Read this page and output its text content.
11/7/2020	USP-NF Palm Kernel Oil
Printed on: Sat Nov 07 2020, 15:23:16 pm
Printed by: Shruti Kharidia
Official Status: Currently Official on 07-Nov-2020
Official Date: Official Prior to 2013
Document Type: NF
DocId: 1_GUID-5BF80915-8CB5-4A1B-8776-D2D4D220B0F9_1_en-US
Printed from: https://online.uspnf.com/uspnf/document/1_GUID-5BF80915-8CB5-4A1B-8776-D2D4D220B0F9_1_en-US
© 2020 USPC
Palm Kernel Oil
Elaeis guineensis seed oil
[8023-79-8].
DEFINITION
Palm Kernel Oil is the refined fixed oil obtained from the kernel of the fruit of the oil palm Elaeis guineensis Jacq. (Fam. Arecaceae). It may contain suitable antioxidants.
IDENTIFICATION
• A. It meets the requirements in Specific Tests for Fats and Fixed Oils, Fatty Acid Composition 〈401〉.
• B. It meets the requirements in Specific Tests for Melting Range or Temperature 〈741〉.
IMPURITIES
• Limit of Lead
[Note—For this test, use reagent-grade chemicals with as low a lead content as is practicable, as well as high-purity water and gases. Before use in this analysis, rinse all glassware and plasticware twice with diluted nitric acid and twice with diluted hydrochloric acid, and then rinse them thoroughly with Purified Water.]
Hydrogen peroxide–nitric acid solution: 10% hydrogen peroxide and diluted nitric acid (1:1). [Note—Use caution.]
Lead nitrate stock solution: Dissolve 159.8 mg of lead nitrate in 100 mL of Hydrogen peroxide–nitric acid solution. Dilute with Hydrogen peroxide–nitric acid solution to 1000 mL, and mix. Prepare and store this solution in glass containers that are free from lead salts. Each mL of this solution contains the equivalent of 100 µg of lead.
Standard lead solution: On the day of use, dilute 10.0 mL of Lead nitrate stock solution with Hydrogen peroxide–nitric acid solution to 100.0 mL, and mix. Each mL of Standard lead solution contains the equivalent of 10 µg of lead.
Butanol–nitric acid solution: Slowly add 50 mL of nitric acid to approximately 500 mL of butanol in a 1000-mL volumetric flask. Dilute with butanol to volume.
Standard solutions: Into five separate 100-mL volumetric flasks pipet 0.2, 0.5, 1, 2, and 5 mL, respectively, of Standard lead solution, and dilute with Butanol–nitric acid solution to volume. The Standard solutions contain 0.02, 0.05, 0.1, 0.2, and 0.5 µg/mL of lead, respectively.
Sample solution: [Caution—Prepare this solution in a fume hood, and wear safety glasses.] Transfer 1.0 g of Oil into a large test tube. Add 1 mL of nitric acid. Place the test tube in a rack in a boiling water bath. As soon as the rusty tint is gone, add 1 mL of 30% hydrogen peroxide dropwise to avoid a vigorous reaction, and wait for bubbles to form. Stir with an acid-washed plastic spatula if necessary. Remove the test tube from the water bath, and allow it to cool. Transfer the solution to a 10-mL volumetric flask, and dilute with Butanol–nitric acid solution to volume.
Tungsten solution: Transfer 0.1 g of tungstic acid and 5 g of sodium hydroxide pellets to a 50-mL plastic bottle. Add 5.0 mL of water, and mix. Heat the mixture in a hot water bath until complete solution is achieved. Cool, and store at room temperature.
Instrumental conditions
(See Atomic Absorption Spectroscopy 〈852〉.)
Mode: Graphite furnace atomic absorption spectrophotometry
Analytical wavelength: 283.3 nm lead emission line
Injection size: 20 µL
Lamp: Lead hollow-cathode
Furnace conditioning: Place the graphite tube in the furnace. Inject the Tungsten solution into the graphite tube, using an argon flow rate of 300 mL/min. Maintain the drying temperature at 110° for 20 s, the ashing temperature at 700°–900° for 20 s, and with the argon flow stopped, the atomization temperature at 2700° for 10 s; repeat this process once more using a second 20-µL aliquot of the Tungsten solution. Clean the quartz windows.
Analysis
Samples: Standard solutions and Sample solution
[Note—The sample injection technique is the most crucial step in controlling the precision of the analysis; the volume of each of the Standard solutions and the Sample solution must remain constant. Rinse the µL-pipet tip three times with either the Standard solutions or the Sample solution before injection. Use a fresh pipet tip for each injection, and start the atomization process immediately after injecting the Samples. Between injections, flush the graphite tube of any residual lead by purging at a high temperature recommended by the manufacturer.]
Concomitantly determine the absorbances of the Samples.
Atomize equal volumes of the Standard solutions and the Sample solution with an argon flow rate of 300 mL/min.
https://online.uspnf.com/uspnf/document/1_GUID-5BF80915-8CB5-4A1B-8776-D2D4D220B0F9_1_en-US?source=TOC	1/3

----

• Goal of the exercise:
Extract all of the data shown above without alteration.

• Written solution:
Read this page and output its text content.
11/7/2020	USP-NF Palm Kernel Oil
Printed on: Sat Nov 07 2020, 15:23:16 pm
Printed by: Shruti Kharidia
Official Status: Currently Official on 07-Nov-2020
Official Date: Official Prior to 2013
Document Type: NF
DocId: 1_GUID-5BF80915-8CB5-4A1B-8776-D2D4D220B0F9_1_en-US
Printed from: https://online.uspnf.com/uspnf/document/1_GUID-5BF80915-8CB5-4A1B-8776-D2D4D220B0F9_1_en-US
© 2020 USPC
Palm Kernel Oil
Elaeis guineensis seed oil
[8023-79-8].
DEFINITION
Palm Kernel Oil is the refined fixed oil obtained from the kernel of the fruit of the oil palm Elaeis guineensis Jacq. (Fam. Arecaceae). It may contain suitable antioxidants.
IDENTIFICATION
• A. It meets the requirements in Specific Tests for Fats and Fixed Oils, Fatty Acid Composition 〈401〉.
• B. It meets the requirements in Specific Tests for Melting Range or Temperature 〈741〉.
IMPURITIES
• Limit of Lead
[Note—For this test, use reagent-grade chemicals with as low a lead content as is practicable, as well as high-purity water and gases. Before use in this analysis, rinse all glassware and plasticware twice with diluted nitric acid and twice with diluted hydrochloric acid, and then rinse them thoroughly with Purified Water.]
Hydrogen peroxide–nitric acid solution: 10% hydrogen peroxide and diluted nitric acid (1:1). [Note—Use caution.]
Lead nitrate stock solution: Dissolve 159.8 mg of lead nitrate in 100 mL of Hydrogen peroxide–nitric acid solution. Dilute with Hydrogen peroxide–nitric acid solution to 1000 mL, and mix. Prepare and store this solution in glass containers that are free from lead salts. Each mL of this solution contains the equivalent of 100 µg of lead.
Standard lead solution: On the day of use, dilute 10.0 mL of Lead nitrate stock solution with Hydrogen peroxide–nitric acid solution to 100.0 mL, and mix. Each mL of Standard lead solution contains the equivalent of 10 µg of lead.
Butanol–nitric acid solution: Slowly add 50 mL of nitric acid to approximately 500 mL of butanol in a 1000-mL volumetric flask. Dilute with butanol to volume.
Standard solutions: Into five separate 100-mL volumetric flasks pipet 0.2, 0.5, 1, 2, and 5 mL, respectively, of Standard lead solution, and dilute with Butanol–nitric acid solution to volume. The Standard solutions contain 0.02, 0.05, 0.1, 0.2, and 0.5 µg/mL of lead, respectively.
Sample solution: [Caution—Prepare this solution in a fume hood, and wear safety glasses.] Transfer 1.0 g of Oil into a large test tube. Add 1 mL of nitric acid. Place the test tube in a rack in a boiling water bath. As soon as the rusty tint is gone, add 1 mL of 30% hydrogen peroxide dropwise to avoid a vigorous reaction, and wait for bubbles to form. Stir with an acid-washed plastic spatula if necessary. Remove the test tube from the water bath, and allow it to cool. Transfer the solution to a 10-mL volumetric flask, and dilute with Butanol–nitric acid solution to volume.
Tungsten solution: Transfer 0.1 g of tungstic acid and 5 g of sodium hydroxide pellets to a 50-mL plastic bottle. Add 5.0 mL of water, and mix. Heat the mixture in a hot water bath until complete solution is achieved. Cool, and store at room temperature.
Instrumental conditions
(See Atomic Absorption Spectroscopy 〈852〉.)
Mode: Graphite furnace atomic absorption spectrophotometry
Analytical wavelength: 283.3 nm lead emission line
Injection size: 20 µL
Lamp: Lead hollow-cathode
Furnace conditioning: Place the graphite tube in the furnace. Inject the Tungsten solution into the graphite tube, using an argon flow rate of 300 mL/min. Maintain the drying temperature at 110° for 20 s, the ashing temperature at 700°–900° for 20 s, and with the argon flow stopped, the atomization temperature at 2700° for 10 s; repeat this process once more using a second 20-µL aliquot of the Tungsten solution. Clean the quartz windows.
Analysis
Samples: Standard solutions and Sample solution
[Note—The sample injection technique is the most crucial step in controlling the precision of the analysis; the volume of each of the Standard solutions and the Sample solution must remain constant. Rinse the µL-pipet tip three times with either the Standard solutions or the Sample solution before injection. Use a fresh pipet tip for each injection, and start the atomization process immediately after injecting the Samples. Between injections, flush the graphite tube of any residual lead by purging at a high temperature recommended by the manufacturer.]
Concomitantly determine the absorbances of the Samples.
Atomize equal volumes of the Standard solutions and the Sample solution with an argon flow rate of 300 mL/min.
https://online.uspnf.com/uspnf/document/1_GUID-5BF80915-8CB5-4A1B-8776-D2D4D220B0F9_1_en-US?source=TOC	1/3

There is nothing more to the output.